(Data entries)

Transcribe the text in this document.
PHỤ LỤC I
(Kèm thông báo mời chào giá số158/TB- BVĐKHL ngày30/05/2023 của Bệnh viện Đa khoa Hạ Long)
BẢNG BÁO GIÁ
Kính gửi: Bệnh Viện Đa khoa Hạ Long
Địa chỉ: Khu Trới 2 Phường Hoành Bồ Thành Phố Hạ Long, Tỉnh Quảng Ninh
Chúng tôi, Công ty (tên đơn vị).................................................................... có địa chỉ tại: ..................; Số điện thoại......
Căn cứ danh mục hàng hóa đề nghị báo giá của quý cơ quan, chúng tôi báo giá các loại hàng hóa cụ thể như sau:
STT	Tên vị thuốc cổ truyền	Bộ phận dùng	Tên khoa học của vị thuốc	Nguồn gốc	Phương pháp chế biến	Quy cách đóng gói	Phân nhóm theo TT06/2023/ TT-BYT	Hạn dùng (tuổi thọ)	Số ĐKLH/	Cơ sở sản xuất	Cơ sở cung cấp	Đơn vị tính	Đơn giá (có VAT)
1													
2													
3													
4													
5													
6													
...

EXERCISE GOAL: Exactly reproduce the material above.

EXPECTED OUTPUT:
Transcribe the text in this document.
PHỤ LỤC I
(Kèm thông báo mời chào giá số158/TB- BVĐKHL ngày30/05/2023 của Bệnh viện Đa khoa Hạ Long)
BẢNG BÁO GIÁ
Kính gửi: Bệnh Viện Đa khoa Hạ Long
Địa chỉ: Khu Trới 2 Phường Hoành Bồ Thành Phố Hạ Long, Tỉnh Quảng Ninh
Chúng tôi, Công ty (tên đơn vị).................................................................... có địa chỉ tại: ..................; Số điện thoại......
Căn cứ danh mục hàng hóa đề nghị báo giá của quý cơ quan, chúng tôi báo giá các loại hàng hóa cụ thể như sau:
STT	Tên vị thuốc cổ truyền	Bộ phận dùng	Tên khoa học của vị thuốc	Nguồn gốc	Phương pháp chế biến	Quy cách đóng gói	Phân nhóm theo TT06/2023/ TT-BYT	Hạn dùng (tuổi thọ)	Số ĐKLH/	Cơ sở sản xuất	Cơ sở cung cấp	Đơn vị tính	Đơn giá (có VAT)
1													
2													
3													
4													
5													
6													
...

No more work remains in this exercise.